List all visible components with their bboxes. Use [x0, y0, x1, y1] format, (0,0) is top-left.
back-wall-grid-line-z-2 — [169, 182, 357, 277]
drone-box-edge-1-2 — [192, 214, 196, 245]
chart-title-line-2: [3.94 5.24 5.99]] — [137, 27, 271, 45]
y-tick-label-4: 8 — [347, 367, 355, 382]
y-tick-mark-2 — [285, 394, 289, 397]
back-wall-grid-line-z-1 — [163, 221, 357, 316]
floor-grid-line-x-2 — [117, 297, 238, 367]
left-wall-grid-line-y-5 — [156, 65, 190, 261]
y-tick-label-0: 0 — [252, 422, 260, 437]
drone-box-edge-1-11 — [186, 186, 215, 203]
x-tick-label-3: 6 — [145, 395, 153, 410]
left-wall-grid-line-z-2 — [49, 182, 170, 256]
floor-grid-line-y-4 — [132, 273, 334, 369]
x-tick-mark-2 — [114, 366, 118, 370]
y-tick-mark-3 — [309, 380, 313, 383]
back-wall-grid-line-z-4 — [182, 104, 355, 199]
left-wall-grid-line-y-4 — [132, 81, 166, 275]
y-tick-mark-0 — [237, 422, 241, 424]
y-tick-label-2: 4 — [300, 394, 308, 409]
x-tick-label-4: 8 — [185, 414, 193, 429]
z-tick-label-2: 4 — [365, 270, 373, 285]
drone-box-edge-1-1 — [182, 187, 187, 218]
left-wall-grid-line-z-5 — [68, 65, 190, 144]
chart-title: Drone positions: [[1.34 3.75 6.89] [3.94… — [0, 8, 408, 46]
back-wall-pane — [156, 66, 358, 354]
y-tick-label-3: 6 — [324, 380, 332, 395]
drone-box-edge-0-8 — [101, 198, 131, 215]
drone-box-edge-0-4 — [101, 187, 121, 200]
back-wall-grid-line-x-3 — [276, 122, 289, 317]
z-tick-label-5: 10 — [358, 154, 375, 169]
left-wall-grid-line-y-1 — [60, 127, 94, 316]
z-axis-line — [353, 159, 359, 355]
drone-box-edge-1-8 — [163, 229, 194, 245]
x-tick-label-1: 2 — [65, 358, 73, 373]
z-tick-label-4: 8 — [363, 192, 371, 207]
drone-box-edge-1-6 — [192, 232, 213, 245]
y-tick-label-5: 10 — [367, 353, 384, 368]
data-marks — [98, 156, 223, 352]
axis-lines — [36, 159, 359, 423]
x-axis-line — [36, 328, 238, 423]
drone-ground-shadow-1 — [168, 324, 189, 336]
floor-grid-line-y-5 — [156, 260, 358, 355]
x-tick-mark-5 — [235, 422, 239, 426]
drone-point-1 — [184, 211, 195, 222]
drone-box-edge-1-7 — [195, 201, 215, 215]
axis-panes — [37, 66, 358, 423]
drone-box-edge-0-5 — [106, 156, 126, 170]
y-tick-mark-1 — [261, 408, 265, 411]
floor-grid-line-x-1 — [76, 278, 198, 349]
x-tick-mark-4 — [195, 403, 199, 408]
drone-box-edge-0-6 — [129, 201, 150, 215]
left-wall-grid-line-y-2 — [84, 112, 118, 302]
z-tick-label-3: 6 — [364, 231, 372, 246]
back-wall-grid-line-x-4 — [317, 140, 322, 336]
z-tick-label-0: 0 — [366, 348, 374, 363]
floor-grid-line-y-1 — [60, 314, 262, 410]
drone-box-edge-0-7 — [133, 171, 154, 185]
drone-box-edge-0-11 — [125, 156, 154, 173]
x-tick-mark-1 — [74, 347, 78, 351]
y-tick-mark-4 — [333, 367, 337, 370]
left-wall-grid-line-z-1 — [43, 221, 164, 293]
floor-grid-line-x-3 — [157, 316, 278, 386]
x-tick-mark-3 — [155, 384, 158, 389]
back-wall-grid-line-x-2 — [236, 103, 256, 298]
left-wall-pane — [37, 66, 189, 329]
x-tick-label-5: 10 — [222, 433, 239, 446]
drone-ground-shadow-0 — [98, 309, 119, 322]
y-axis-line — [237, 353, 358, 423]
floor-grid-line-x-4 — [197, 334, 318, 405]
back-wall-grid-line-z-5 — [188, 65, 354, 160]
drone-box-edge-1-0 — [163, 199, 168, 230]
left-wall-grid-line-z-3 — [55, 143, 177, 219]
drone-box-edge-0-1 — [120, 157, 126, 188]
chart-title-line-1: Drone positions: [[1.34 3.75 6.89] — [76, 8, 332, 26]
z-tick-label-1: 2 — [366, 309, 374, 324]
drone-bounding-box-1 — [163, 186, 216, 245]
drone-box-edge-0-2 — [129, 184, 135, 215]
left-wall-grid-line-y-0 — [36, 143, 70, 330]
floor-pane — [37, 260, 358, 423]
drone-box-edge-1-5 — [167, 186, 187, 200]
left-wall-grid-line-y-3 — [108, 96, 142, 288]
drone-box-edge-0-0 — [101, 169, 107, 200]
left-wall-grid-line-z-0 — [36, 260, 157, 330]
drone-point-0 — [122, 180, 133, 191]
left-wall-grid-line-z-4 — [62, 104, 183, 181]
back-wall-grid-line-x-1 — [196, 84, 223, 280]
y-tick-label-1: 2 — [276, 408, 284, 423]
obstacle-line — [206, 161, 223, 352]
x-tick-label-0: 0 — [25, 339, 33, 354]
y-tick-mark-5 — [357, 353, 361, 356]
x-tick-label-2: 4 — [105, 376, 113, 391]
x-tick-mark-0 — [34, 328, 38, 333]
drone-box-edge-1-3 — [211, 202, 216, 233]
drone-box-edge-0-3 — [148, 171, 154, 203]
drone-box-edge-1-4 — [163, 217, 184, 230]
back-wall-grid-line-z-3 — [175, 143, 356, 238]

• _Set task_: Please copy every one of the entries above word for word, keeping each line unchanged.

• _Solution to the exercise_:
List all visible components with their bboxes. Use [x0, y0, x1, y1] format, (0,0) is top-left.
back-wall-grid-line-z-2 — [169, 182, 357, 277]
drone-box-edge-1-2 — [192, 214, 196, 245]
chart-title-line-2: [3.94 5.24 5.99]] — [137, 27, 271, 45]
y-tick-label-4: 8 — [347, 367, 355, 382]
y-tick-mark-2 — [285, 394, 289, 397]
back-wall-grid-line-z-1 — [163, 221, 357, 316]
floor-grid-line-x-2 — [117, 297, 238, 367]
left-wall-grid-line-y-5 — [156, 65, 190, 261]
y-tick-label-0: 0 — [252, 422, 260, 437]
drone-box-edge-1-11 — [186, 186, 215, 203]
x-tick-label-3: 6 — [145, 395, 153, 410]
left-wall-grid-line-z-2 — [49, 182, 170, 256]
floor-grid-line-y-4 — [132, 273, 334, 369]
x-tick-mark-2 — [114, 366, 118, 370]
y-tick-mark-3 — [309, 380, 313, 383]
back-wall-grid-line-z-4 — [182, 104, 355, 199]
left-wall-grid-line-y-4 — [132, 81, 166, 275]
y-tick-mark-0 — [237, 422, 241, 424]
y-tick-label-2: 4 — [300, 394, 308, 409]
x-tick-label-4: 8 — [185, 414, 193, 429]
z-tick-label-2: 4 — [365, 270, 373, 285]
drone-box-edge-1-1 — [182, 187, 187, 218]
left-wall-grid-line-z-5 — [68, 65, 190, 144]
chart-title: Drone positions: [[1.34 3.75 6.89] [3.94… — [0, 8, 408, 46]
back-wall-pane — [156, 66, 358, 354]
y-tick-label-3: 6 — [324, 380, 332, 395]
drone-box-edge-0-8 — [101, 198, 131, 215]
drone-box-edge-0-4 — [101, 187, 121, 200]
back-wall-grid-line-x-3 — [276, 122, 289, 317]
z-tick-label-5: 10 — [358, 154, 375, 169]
left-wall-grid-line-y-1 — [60, 127, 94, 316]
z-axis-line — [353, 159, 359, 355]
drone-box-edge-1-8 — [163, 229, 194, 245]
x-tick-label-1: 2 — [65, 358, 73, 373]
z-tick-label-4: 8 — [363, 192, 371, 207]
drone-box-edge-1-6 — [192, 232, 213, 245]
y-tick-label-5: 10 — [367, 353, 384, 368]
data-marks — [98, 156, 223, 352]
axis-lines — [36, 159, 359, 423]
x-axis-line — [36, 328, 238, 423]
drone-ground-shadow-1 — [168, 324, 189, 336]
floor-grid-line-y-5 — [156, 260, 358, 355]
x-tick-mark-5 — [235, 422, 239, 426]
drone-point-1 — [184, 211, 195, 222]
drone-box-edge-1-7 — [195, 201, 215, 215]
axis-panes — [37, 66, 358, 423]
drone-box-edge-0-5 — [106, 156, 126, 170]
y-tick-mark-1 — [261, 408, 265, 411]
floor-grid-line-x-1 — [76, 278, 198, 349]
x-tick-mark-4 — [195, 403, 199, 408]
drone-box-edge-0-6 — [129, 201, 150, 215]
left-wall-grid-line-y-2 — [84, 112, 118, 302]
z-tick-label-3: 6 — [364, 231, 372, 246]
back-wall-grid-line-x-4 — [317, 140, 322, 336]
z-tick-label-0: 0 — [366, 348, 374, 363]
floor-grid-line-y-1 — [60, 314, 262, 410]
drone-box-edge-0-7 — [133, 171, 154, 185]
drone-box-edge-0-11 — [125, 156, 154, 173]
x-tick-mark-1 — [74, 347, 78, 351]
y-tick-mark-4 — [333, 367, 337, 370]
left-wall-grid-line-z-1 — [43, 221, 164, 293]
floor-grid-line-x-3 — [157, 316, 278, 386]
x-tick-mark-3 — [155, 384, 158, 389]
back-wall-grid-line-x-2 — [236, 103, 256, 298]
left-wall-pane — [37, 66, 189, 329]
x-tick-label-5: 10 — [222, 433, 239, 446]
drone-ground-shadow-0 — [98, 309, 119, 322]
y-axis-line — [237, 353, 358, 423]
floor-grid-line-x-4 — [197, 334, 318, 405]
back-wall-grid-line-z-5 — [188, 65, 354, 160]
drone-box-edge-1-0 — [163, 199, 168, 230]
left-wall-grid-line-z-3 — [55, 143, 177, 219]
drone-box-edge-0-1 — [120, 157, 126, 188]
chart-title-line-1: Drone positions: [[1.34 3.75 6.89] — [76, 8, 332, 26]
z-tick-label-1: 2 — [366, 309, 374, 324]
drone-bounding-box-1 — [163, 186, 216, 245]
drone-box-edge-0-2 — [129, 184, 135, 215]
left-wall-grid-line-y-0 — [36, 143, 70, 330]
floor-pane — [37, 260, 358, 423]
drone-box-edge-1-5 — [167, 186, 187, 200]
left-wall-grid-line-y-3 — [108, 96, 142, 288]
drone-box-edge-0-0 — [101, 169, 107, 200]
left-wall-grid-line-z-0 — [36, 260, 157, 330]
drone-point-0 — [122, 180, 133, 191]
left-wall-grid-line-z-4 — [62, 104, 183, 181]
back-wall-grid-line-x-1 — [196, 84, 223, 280]
y-tick-label-1: 2 — [276, 408, 284, 423]
obstacle-line — [206, 161, 223, 352]
x-tick-label-0: 0 — [25, 339, 33, 354]
y-tick-mark-5 — [357, 353, 361, 356]
x-tick-label-2: 4 — [105, 376, 113, 391]
x-tick-mark-0 — [34, 328, 38, 333]
drone-box-edge-1-3 — [211, 202, 216, 233]
drone-box-edge-0-3 — [148, 171, 154, 203]
drone-box-edge-1-4 — [163, 217, 184, 230]
back-wall-grid-line-z-3 — [175, 143, 356, 238]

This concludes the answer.